● WHAT IS EXPECTED
Look below. Copy each line that has "Press" in it.

===

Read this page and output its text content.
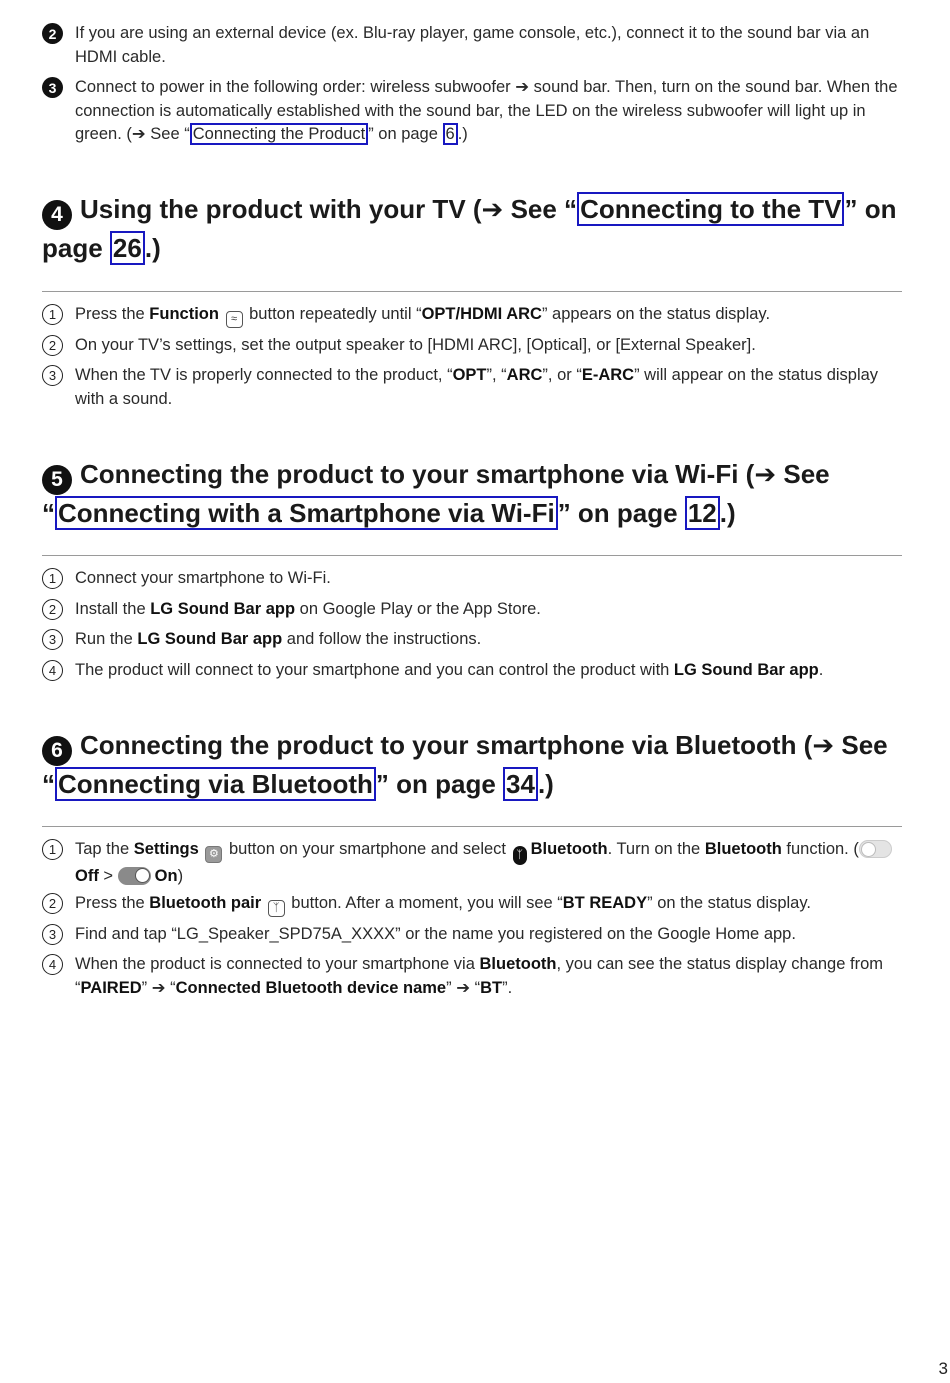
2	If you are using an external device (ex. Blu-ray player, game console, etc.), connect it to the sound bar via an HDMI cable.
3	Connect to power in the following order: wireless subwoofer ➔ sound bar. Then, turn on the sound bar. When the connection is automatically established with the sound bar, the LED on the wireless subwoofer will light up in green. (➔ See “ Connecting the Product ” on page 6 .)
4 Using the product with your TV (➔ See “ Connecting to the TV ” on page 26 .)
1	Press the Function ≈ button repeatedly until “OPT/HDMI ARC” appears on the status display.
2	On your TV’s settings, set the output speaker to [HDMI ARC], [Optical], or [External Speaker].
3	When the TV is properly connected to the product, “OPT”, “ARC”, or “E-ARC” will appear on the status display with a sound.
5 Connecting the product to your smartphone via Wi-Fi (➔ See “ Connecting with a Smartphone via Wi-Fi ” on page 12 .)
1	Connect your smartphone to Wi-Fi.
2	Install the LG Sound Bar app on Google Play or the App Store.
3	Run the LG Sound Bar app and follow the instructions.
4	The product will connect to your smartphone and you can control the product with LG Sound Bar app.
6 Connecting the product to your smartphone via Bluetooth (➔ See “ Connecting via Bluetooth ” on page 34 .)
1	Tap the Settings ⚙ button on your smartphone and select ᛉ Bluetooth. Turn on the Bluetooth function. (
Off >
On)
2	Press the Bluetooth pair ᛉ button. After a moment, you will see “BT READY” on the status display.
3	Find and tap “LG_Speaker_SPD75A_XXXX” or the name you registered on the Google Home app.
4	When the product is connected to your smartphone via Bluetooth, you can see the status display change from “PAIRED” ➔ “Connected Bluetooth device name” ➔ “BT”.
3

===

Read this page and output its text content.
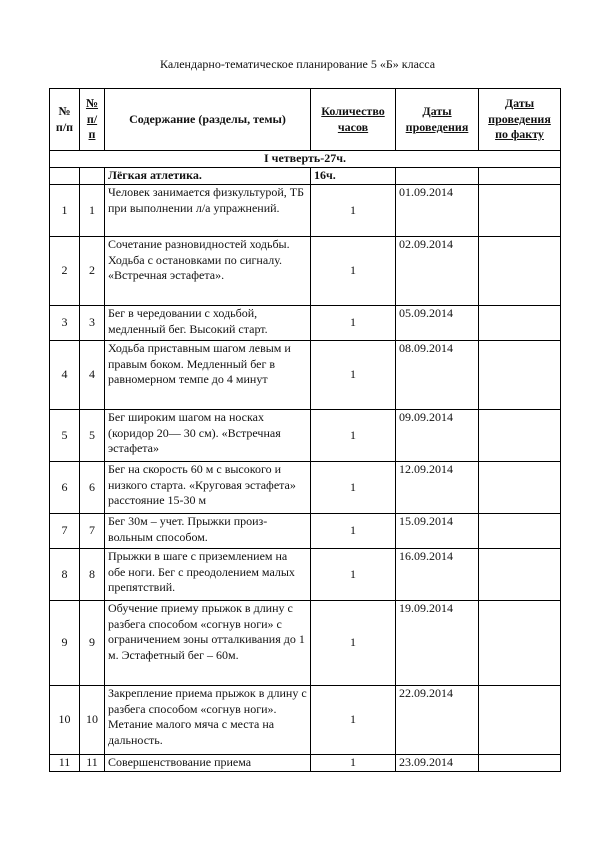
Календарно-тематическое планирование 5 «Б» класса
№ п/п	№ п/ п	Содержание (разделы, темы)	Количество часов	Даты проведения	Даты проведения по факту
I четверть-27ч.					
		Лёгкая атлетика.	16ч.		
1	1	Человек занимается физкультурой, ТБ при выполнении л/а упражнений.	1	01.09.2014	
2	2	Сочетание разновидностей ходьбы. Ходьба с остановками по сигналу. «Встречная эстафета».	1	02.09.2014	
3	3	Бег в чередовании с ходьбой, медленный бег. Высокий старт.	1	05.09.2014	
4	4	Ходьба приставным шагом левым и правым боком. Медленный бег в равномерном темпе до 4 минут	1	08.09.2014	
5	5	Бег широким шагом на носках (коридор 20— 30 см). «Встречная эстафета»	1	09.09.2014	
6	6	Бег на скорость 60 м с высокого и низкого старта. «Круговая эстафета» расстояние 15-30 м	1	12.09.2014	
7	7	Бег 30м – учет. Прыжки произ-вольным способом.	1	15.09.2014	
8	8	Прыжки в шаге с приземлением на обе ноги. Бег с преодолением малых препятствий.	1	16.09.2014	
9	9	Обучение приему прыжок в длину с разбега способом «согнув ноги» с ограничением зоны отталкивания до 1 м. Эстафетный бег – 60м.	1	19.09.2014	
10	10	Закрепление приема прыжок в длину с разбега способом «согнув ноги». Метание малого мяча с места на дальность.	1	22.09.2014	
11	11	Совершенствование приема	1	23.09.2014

===

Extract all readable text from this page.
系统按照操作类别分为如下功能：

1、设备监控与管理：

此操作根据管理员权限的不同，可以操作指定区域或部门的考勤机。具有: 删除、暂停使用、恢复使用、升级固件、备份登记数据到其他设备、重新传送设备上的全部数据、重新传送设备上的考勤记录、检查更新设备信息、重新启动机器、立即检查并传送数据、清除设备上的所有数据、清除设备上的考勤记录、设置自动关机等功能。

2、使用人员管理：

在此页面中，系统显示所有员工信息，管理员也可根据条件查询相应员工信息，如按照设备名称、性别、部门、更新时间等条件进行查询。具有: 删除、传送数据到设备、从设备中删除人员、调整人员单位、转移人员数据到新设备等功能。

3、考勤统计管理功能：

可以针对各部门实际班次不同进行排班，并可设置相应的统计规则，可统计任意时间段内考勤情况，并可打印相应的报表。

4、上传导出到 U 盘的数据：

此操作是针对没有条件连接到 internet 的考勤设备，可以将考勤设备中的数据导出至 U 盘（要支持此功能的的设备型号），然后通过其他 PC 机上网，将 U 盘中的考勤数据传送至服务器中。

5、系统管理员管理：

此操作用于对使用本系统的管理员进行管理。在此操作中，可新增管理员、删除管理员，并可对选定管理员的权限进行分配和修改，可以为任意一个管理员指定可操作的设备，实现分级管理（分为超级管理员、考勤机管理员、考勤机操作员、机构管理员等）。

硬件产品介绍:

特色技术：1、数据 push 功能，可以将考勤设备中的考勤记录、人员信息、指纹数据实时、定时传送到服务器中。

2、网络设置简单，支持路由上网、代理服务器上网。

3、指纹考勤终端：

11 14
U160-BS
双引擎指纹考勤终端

===

● FINISHED EXERCISE
1	Press the Function ≈ button repeatedly until “OPT/HDMI ARC” appears on the status display.
2	Press the Bluetooth pair ᛉ button. After a moment, you will see “BT READY” on the status display.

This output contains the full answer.